Collected data entries:

·····

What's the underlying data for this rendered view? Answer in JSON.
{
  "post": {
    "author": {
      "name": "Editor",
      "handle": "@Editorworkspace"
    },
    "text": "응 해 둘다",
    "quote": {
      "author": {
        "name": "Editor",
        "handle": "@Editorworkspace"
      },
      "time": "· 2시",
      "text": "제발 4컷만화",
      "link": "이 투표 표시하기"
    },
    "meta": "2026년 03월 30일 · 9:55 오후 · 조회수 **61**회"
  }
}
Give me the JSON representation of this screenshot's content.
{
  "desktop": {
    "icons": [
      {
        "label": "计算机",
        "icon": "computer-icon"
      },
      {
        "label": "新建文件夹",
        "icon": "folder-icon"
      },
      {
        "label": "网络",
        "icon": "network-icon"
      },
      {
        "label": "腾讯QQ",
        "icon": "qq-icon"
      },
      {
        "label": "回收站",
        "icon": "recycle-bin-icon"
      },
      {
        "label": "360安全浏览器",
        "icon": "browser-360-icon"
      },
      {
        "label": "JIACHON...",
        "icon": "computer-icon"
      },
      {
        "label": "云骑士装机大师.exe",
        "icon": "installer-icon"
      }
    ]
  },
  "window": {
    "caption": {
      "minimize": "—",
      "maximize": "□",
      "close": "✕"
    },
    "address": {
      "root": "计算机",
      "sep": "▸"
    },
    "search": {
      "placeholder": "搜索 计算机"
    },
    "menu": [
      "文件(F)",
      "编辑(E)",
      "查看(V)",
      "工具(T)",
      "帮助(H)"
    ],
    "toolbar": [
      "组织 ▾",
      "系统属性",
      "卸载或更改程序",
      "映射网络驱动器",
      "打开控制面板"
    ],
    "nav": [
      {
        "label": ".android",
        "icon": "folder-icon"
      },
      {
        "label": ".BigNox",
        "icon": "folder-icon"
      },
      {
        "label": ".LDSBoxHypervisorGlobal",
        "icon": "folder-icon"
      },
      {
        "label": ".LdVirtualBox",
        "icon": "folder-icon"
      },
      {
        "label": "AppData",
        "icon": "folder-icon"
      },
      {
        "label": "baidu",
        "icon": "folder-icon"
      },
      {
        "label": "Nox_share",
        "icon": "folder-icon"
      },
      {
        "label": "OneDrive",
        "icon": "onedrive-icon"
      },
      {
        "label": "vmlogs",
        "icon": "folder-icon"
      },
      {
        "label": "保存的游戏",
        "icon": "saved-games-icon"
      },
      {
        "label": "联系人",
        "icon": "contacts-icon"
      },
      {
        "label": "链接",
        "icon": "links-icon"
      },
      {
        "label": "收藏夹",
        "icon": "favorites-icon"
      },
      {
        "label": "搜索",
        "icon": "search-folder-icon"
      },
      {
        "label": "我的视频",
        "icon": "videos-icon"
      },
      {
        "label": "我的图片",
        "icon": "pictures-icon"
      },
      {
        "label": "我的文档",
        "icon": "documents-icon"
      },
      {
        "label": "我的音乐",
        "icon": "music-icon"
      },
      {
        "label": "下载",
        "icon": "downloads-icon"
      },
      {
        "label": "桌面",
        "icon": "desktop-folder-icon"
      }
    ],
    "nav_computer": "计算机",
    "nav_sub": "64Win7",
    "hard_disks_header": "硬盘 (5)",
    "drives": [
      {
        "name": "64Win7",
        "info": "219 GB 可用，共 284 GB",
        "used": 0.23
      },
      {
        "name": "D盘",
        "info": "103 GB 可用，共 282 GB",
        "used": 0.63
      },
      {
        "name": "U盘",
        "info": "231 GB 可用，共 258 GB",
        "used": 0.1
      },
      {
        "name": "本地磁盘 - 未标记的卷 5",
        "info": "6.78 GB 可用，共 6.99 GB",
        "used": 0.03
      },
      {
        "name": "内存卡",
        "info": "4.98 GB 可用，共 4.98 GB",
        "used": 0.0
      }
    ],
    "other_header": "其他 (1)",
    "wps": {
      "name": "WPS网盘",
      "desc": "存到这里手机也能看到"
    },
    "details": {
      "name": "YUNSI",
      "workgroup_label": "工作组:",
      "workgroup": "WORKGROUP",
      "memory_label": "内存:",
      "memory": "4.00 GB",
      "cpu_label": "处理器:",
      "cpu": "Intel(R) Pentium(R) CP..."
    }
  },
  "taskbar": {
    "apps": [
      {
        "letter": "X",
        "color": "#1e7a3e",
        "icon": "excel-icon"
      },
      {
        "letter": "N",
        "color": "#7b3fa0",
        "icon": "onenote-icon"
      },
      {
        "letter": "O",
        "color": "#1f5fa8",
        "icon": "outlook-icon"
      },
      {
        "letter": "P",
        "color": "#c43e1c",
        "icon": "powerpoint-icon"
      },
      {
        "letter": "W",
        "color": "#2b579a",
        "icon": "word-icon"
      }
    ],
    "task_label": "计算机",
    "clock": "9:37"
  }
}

·····

■ PROBLEM DETAILS ■
Using the listing above, retype each line exactly.

■ OUTPUT FOR THIS EXERCISE ■
What's the underlying data for this rendered view? Answer in JSON.
{
  "post": {
    "author": {
      "name": "Editor",
      "handle": "@Editorworkspace"
    },
    "text": "응 해 둘다",
    "quote": {
      "author": {
        "name": "Editor",
        "handle": "@Editorworkspace"
      },
      "time": "· 2시",
      "text": "제발 4컷만화",
      "link": "이 투표 표시하기"
    },
    "meta": "2026년 03월 30일 · 9:55 오후 · 조회수 **61**회"
  }
}
Give me the JSON representation of this screenshot's content.
{
  "desktop": {
    "icons": [
      {
        "label": "计算机",
        "icon": "computer-icon"
      },
      {
        "label": "新建文件夹",
        "icon": "folder-icon"
      },
      {
        "label": "网络",
        "icon": "network-icon"
      },
      {
        "label": "腾讯QQ",
        "icon": "qq-icon"
      },
      {
        "label": "回收站",
        "icon": "recycle-bin-icon"
      },
      {
        "label": "360安全浏览器",
        "icon": "browser-360-icon"
      },
      {
        "label": "JIACHON...",
        "icon": "computer-icon"
      },
      {
        "label": "云骑士装机大师.exe",
        "icon": "installer-icon"
      }
    ]
  },
  "window": {
    "caption": {
      "minimize": "—",
      "maximize": "□",
      "close": "✕"
    },
    "address": {
      "root": "计算机",
      "sep": "▸"
    },
    "search": {
      "placeholder": "搜索 计算机"
    },
    "menu": [
      "文件(F)",
      "编辑(E)",
      "查看(V)",
      "工具(T)",
      "帮助(H)"
    ],
    "toolbar": [
      "组织 ▾",
      "系统属性",
      "卸载或更改程序",
      "映射网络驱动器",
      "打开控制面板"
    ],
    "nav": [
      {
        "label": ".android",
        "icon": "folder-icon"
      },
      {
        "label": ".BigNox",
        "icon": "folder-icon"
      },
      {
        "label": ".LDSBoxHypervisorGlobal",
        "icon": "folder-icon"
      },
      {
        "label": ".LdVirtualBox",
        "icon": "folder-icon"
      },
      {
        "label": "AppData",
        "icon": "folder-icon"
      },
      {
        "label": "baidu",
        "icon": "folder-icon"
      },
      {
        "label": "Nox_share",
        "icon": "folder-icon"
      },
      {
        "label": "OneDrive",
        "icon": "onedrive-icon"
      },
      {
        "label": "vmlogs",
        "icon": "folder-icon"
      },
      {
        "label": "保存的游戏",
        "icon": "saved-games-icon"
      },
      {
        "label": "联系人",
        "icon": "contacts-icon"
      },
      {
        "label": "链接",
        "icon": "links-icon"
      },
      {
        "label": "收藏夹",
        "icon": "favorites-icon"
      },
      {
        "label": "搜索",
        "icon": "search-folder-icon"
      },
      {
        "label": "我的视频",
        "icon": "videos-icon"
      },
      {
        "label": "我的图片",
        "icon": "pictures-icon"
      },
      {
        "label": "我的文档",
        "icon": "documents-icon"
      },
      {
        "label": "我的音乐",
        "icon": "music-icon"
      },
      {
        "label": "下载",
        "icon": "downloads-icon"
      },
      {
        "label": "桌面",
        "icon": "desktop-folder-icon"
      }
    ],
    "nav_computer": "计算机",
    "nav_sub": "64Win7",
    "hard_disks_header": "硬盘 (5)",
    "drives": [
      {
        "name": "64Win7",
        "info": "219 GB 可用，共 284 GB",
        "used": 0.23
      },
      {
        "name": "D盘",
        "info": "103 GB 可用，共 282 GB",
        "used": 0.63
      },
      {
        "name": "U盘",
        "info": "231 GB 可用，共 258 GB",
        "used": 0.1
      },
      {
        "name": "本地磁盘 - 未标记的卷 5",
        "info": "6.78 GB 可用，共 6.99 GB",
        "used": 0.03
      },
      {
        "name": "内存卡",
        "info": "4.98 GB 可用，共 4.98 GB",
        "used": 0.0
      }
    ],
    "other_header": "其他 (1)",
    "wps": {
      "name": "WPS网盘",
      "desc": "存到这里手机也能看到"
    },
    "details": {
      "name": "YUNSI",
      "workgroup_label": "工作组:",
      "workgroup": "WORKGROUP",
      "memory_label": "内存:",
      "memory": "4.00 GB",
      "cpu_label": "处理器:",
      "cpu": "Intel(R) Pentium(R) CP..."
    }
  },
  "taskbar": {
    "apps": [
      {
        "letter": "X",
        "color": "#1e7a3e",
        "icon": "excel-icon"
      },
      {
        "letter": "N",
        "color": "#7b3fa0",
        "icon": "onenote-icon"
      },
      {
        "letter": "O",
        "color": "#1f5fa8",
        "icon": "outlook-icon"
      },
      {
        "letter": "P",
        "color": "#c43e1c",
        "icon": "powerpoint-icon"
      },
      {
        "letter": "W",
        "color": "#2b579a",
        "icon": "word-icon"
      }
    ],
    "task_label": "计算机",
    "clock": "9:37"
  }
}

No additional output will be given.